__Problem to solve__: Copy each line of the records that holds the string "from".

[Stored dataset items]
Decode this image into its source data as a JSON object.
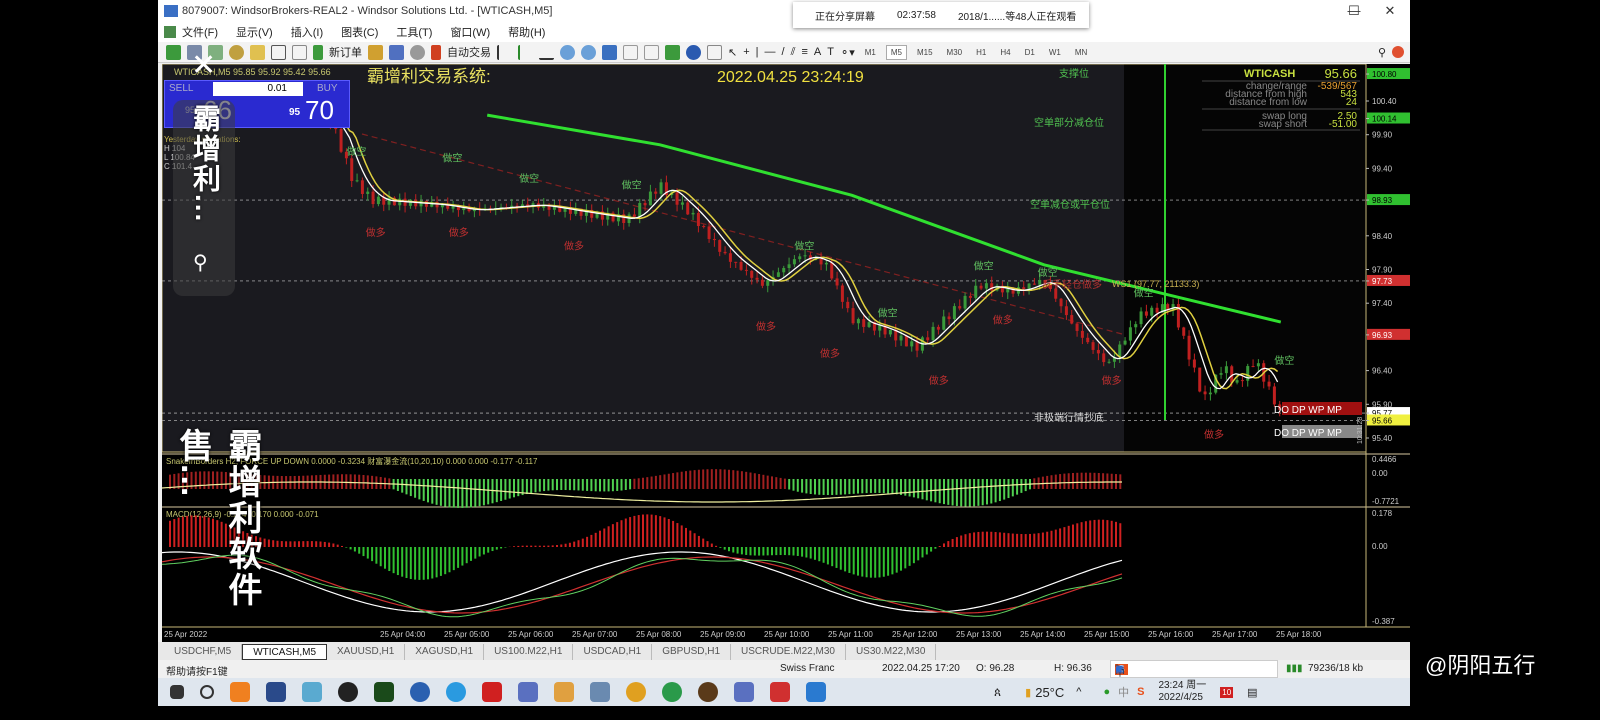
{
  "window": {
    "title": "8079007: WindsorBrokers-REAL2 - Windsor Solutions Ltd. - [WTICASH,M5]",
    "minimize": "—",
    "maximize": "☐",
    "close": "✕"
  },
  "share_popup": {
    "status": "正在分享屏幕",
    "elapsed": "02:37:58",
    "viewers": "2018/1......等48人正在观看"
  },
  "menu": [
    "文件(F)",
    "显示(V)",
    "插入(I)",
    "图表(C)",
    "工具(T)",
    "窗口(W)",
    "帮助(H)"
  ],
  "toolbar": {
    "new_order": "新订单",
    "auto_trade": "自动交易",
    "timeframes": [
      "M1",
      "M5",
      "M15",
      "M30",
      "H1",
      "H4",
      "D1",
      "W1",
      "MN"
    ],
    "active_timeframe": "M5"
  },
  "chart": {
    "header": "WTICASH,M5  95.85 95.92 95.42 95.66",
    "system_title": "霸增利交易系统:",
    "datetime": "2022.04.25 23:24:19",
    "trade_panel": {
      "sell": "SELL",
      "buy": "BUY",
      "lot": "0.01",
      "sell_price_small": "95",
      "sell_price_big": "66",
      "buy_price_small": "95",
      "buy_price_big": "70"
    },
    "yesterday": {
      "title": "Yesterday quotations:",
      "h": "H 104",
      "l": "L 100.84",
      "c": "C 101.4"
    },
    "info": {
      "symbol": "WTICASH",
      "price": "95.66",
      "change_label": "change/range",
      "change": "-539/567",
      "dist_high_label": "distance from high",
      "dist_high": "543",
      "dist_low_label": "distance from low",
      "dist_low": "24",
      "swap_long_label": "swap long",
      "swap_long": "2.50",
      "swap_short_label": "swap short",
      "swap_short": "-51.00"
    },
    "levels": {
      "support": "支撑位",
      "l1": "空单部分减仓位",
      "l2": "空单减仓或平仓位",
      "l3": "反手轻仓做多",
      "ws1": "WS1  (97.77, 21133.3)",
      "l4": "非极端行情抄底"
    },
    "dodp": "DO DP WP MP",
    "side_label": "10:31:28",
    "signals": {
      "short": "做空",
      "long": "做多"
    },
    "price_axis": [
      {
        "v": "100.80",
        "hl": "green"
      },
      {
        "v": "100.40"
      },
      {
        "v": "100.14",
        "hl": "green"
      },
      {
        "v": "99.90"
      },
      {
        "v": "99.40"
      },
      {
        "v": "98.93",
        "hl": "green"
      },
      {
        "v": "98.40"
      },
      {
        "v": "97.90"
      },
      {
        "v": "97.73",
        "hl": "red"
      },
      {
        "v": "97.40"
      },
      {
        "v": "96.93",
        "hl": "red"
      },
      {
        "v": "96.40"
      },
      {
        "v": "95.90"
      },
      {
        "v": "95.77",
        "hl": "white"
      },
      {
        "v": "95.66",
        "hl": "yellow"
      },
      {
        "v": "95.40"
      }
    ],
    "price_path": [
      [
        2.8,
        100.27
      ],
      [
        3.2,
        99.23
      ],
      [
        3.5,
        98.93
      ],
      [
        4.5,
        98.86
      ],
      [
        5.0,
        98.78
      ],
      [
        6.0,
        98.86
      ],
      [
        7.0,
        98.71
      ],
      [
        7.5,
        98.64
      ],
      [
        8.0,
        99.15
      ],
      [
        8.5,
        98.71
      ],
      [
        9.0,
        98.12
      ],
      [
        9.6,
        97.67
      ],
      [
        10.2,
        98.12
      ],
      [
        10.6,
        97.97
      ],
      [
        11.0,
        97.15
      ],
      [
        11.5,
        97.0
      ],
      [
        12.0,
        96.74
      ],
      [
        12.6,
        97.3
      ],
      [
        13.0,
        97.67
      ],
      [
        13.5,
        97.57
      ],
      [
        14.0,
        97.75
      ],
      [
        14.5,
        97.0
      ],
      [
        15.0,
        96.48
      ],
      [
        15.5,
        97.23
      ],
      [
        16.0,
        97.38
      ],
      [
        16.5,
        95.96
      ],
      [
        16.8,
        96.48
      ],
      [
        17.0,
        96.18
      ],
      [
        17.3,
        96.56
      ],
      [
        17.7,
        95.74
      ]
    ],
    "ma_path": [
      [
        5.3,
        100.19
      ],
      [
        8,
        99.75
      ],
      [
        11,
        99.0
      ],
      [
        14,
        97.97
      ],
      [
        17.7,
        97.12
      ]
    ],
    "ind1": {
      "label": "SnakeInBorders H2, FORCE UP  DOWN  0.0000 -0.3234  财富瀑金流(10,20,10) 0.000 0.000 -0.177 -0.117",
      "max": "0.4466",
      "zero": "0.00",
      "min": "-0.7721"
    },
    "ind2": {
      "label": "MACD(12,26,9) -0.224 -0.170 0.000 -0.071",
      "max": "0.178",
      "zero": "0.00",
      "min": "-0.387"
    },
    "time_axis": [
      "25 Apr 2022",
      "25 Apr 04:00",
      "25 Apr 05:00",
      "25 Apr 06:00",
      "25 Apr 07:00",
      "25 Apr 08:00",
      "25 Apr 09:00",
      "25 Apr 10:00",
      "25 Apr 11:00",
      "25 Apr 12:00",
      "25 Apr 13:00",
      "25 Apr 14:00",
      "25 Apr 15:00",
      "25 Apr 16:00",
      "25 Apr 17:00",
      "25 Apr 18:00"
    ]
  },
  "tabs": [
    "USDCHF,M5",
    "WTICASH,M5",
    "XAUUSD,H1",
    "XAGUSD,H1",
    "US100.M22,H1",
    "USDCAD,H1",
    "GBPUSD,H1",
    "USCRUDE.M22,M30",
    "US30.M22,M30"
  ],
  "active_tab": "WTICASH,M5",
  "status": {
    "help": "帮助请按F1键",
    "symbol": "Swiss Franc",
    "time": "2022.04.25 17:20",
    "open": "O: 96.28",
    "high": "H: 96.36",
    "traffic": "79236/18 kb"
  },
  "taskbar": {
    "weather": "25°C",
    "ime": "中",
    "clock_time": "23:24 周一",
    "clock_date": "2022/4/25",
    "notif": "10"
  },
  "overlay": {
    "close": "✕",
    "caption_top": "霸增利...",
    "caption_bottom": "霸增利软件售..."
  },
  "watermark": "@阴阳五行"
}
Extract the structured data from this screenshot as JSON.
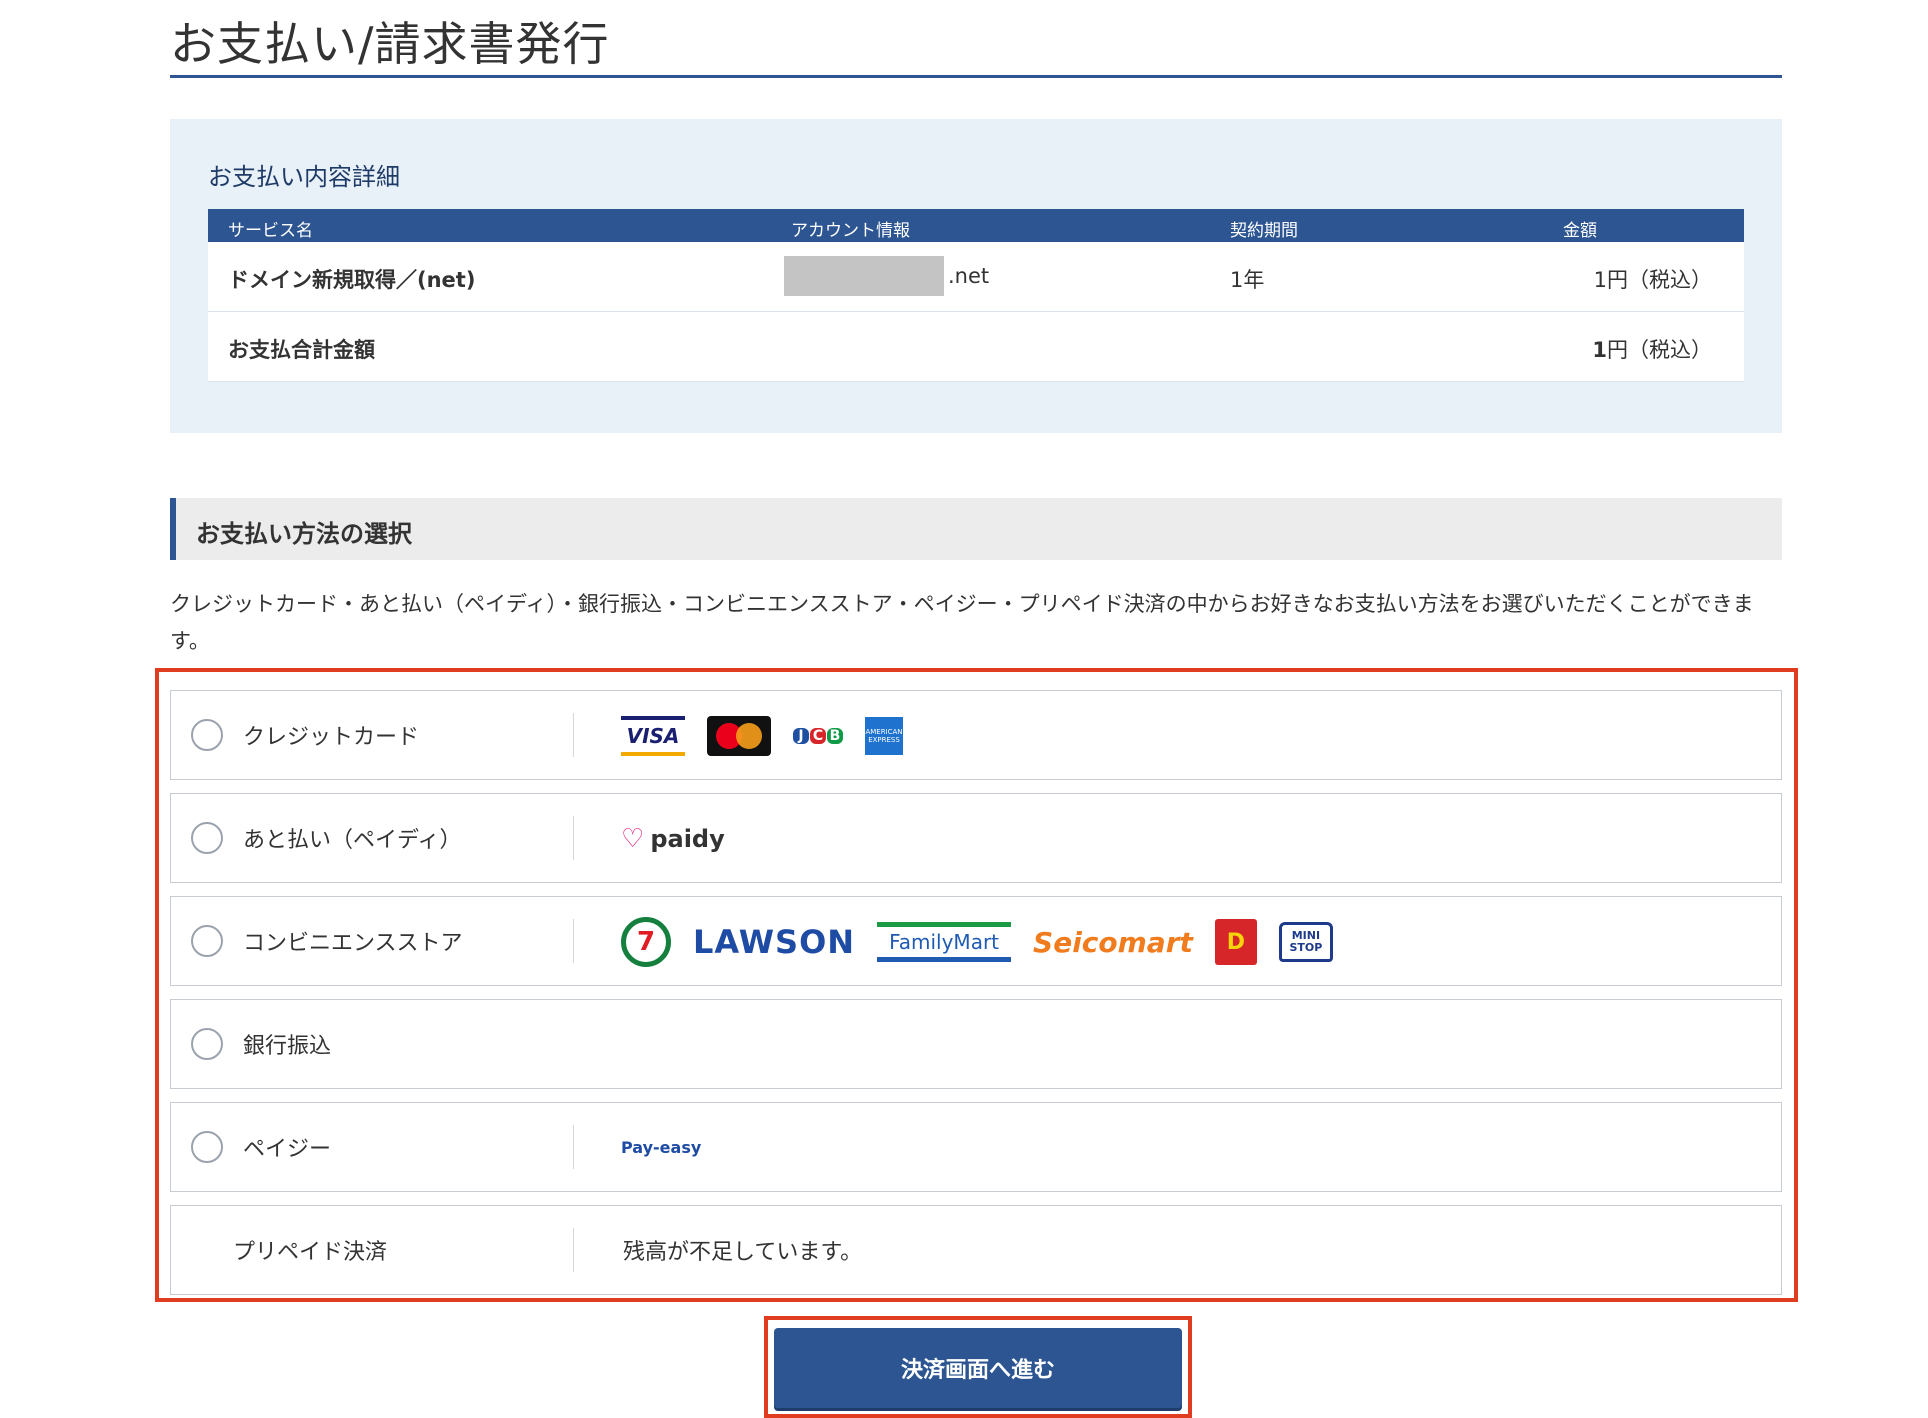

__Answer to the problem__:
      "dist_high_label": "distance from high",
      "dist_low_label": "distance from low",
Extract the structured data from this screenshot as JSON.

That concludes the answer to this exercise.